• **Task prompt**: Leave out the pictures and repeat the data exactly.

• **Data rows**:
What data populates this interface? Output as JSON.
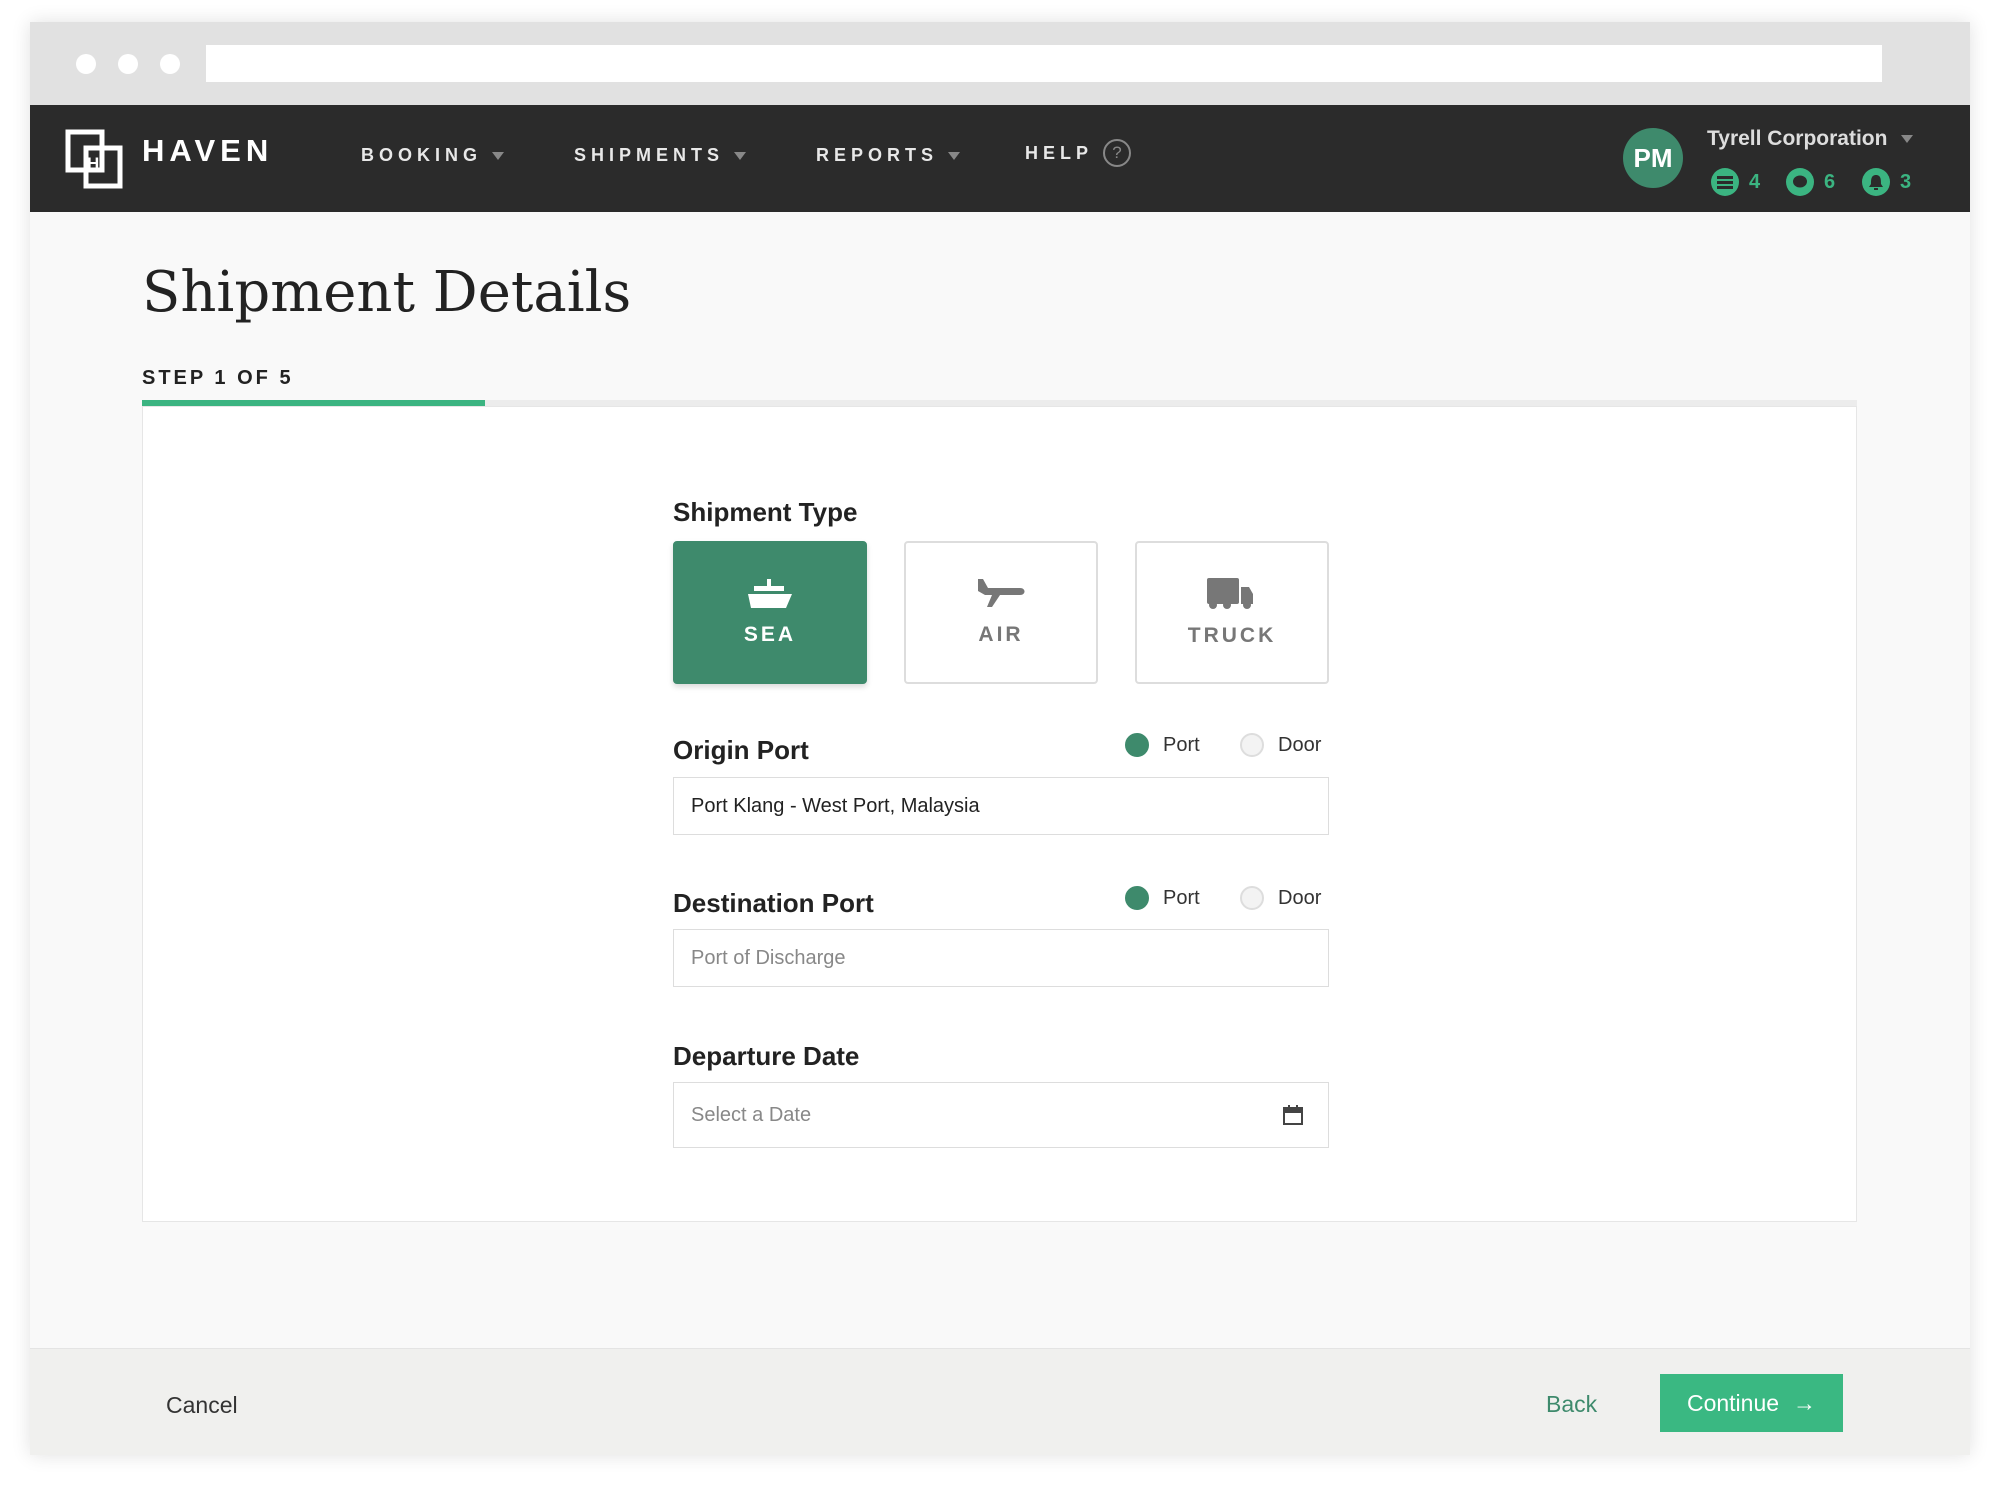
{
  "nav": {
    "brand": "HAVEN",
    "items": [
      {
        "label": "BOOKING"
      },
      {
        "label": "SHIPMENTS"
      },
      {
        "label": "REPORTS"
      },
      {
        "label": "HELP"
      }
    ],
    "user_initials": "PM",
    "organization": "Tyrell Corporation",
    "counts": {
      "tasks": "4",
      "messages": "6",
      "notifications": "3"
    }
  },
  "page": {
    "title": "Shipment Details",
    "step": "STEP 1 OF 5",
    "progress_fraction": 0.2
  },
  "form": {
    "shipment_type": {
      "label": "Shipment Type",
      "options": [
        "SEA",
        "AIR",
        "TRUCK"
      ],
      "selected": "SEA"
    },
    "origin": {
      "label": "Origin Port",
      "radio_port": "Port",
      "radio_door": "Door",
      "selected": "Port",
      "value": "Port Klang - West Port, Malaysia"
    },
    "destination": {
      "label": "Destination Port",
      "radio_port": "Port",
      "radio_door": "Door",
      "selected": "Port",
      "placeholder": "Port of Discharge"
    },
    "departure": {
      "label": "Departure Date",
      "placeholder": "Select a Date"
    }
  },
  "footer": {
    "cancel": "Cancel",
    "back": "Back",
    "continue": "Continue"
  },
  "colors": {
    "nav_bg": "#2b2b2b",
    "primary": "#3e8a6c",
    "accent": "#3bb481",
    "continue_bg": "#3ab882"
  }
}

• **Exercise result**:
What data populates this interface? Output as JSON.
{
  "nav": {
    "brand": "HAVEN",
    "items": [
      {
        "label": "BOOKING"
      },
      {
        "label": "SHIPMENTS"
      },
      {
        "label": "REPORTS"
      },
      {
        "label": "HELP"
      }
    ],
    "user_initials": "PM",
    "organization": "Tyrell Corporation",
    "counts": {
      "tasks": "4",
      "messages": "6",
      "notifications": "3"
    }
  },
  "page": {
    "title": "Shipment Details",
    "step": "STEP 1 OF 5",
    "progress_fraction": 0.2
  },
  "form": {
    "shipment_type": {
      "label": "Shipment Type",
      "options": [
        "SEA",
        "AIR",
        "TRUCK"
      ],
      "selected": "SEA"
    },
    "origin": {
      "label": "Origin Port",
      "radio_port": "Port",
      "radio_door": "Door",
      "selected": "Port",
      "value": "Port Klang - West Port, Malaysia"
    },
    "destination": {
      "label": "Destination Port",
      "radio_port": "Port",
      "radio_door": "Door",
      "selected": "Port",
      "placeholder": "Port of Discharge"
    },
    "departure": {
      "label": "Departure Date",
      "placeholder": "Select a Date"
    }
  },
  "footer": {
    "cancel": "Cancel",
    "back": "Back",
    "continue": "Continue"
  },
  "colors": {
    "nav_bg": "#2b2b2b",
    "primary": "#3e8a6c",
    "accent": "#3bb481",
    "continue_bg": "#3ab882"
  }
}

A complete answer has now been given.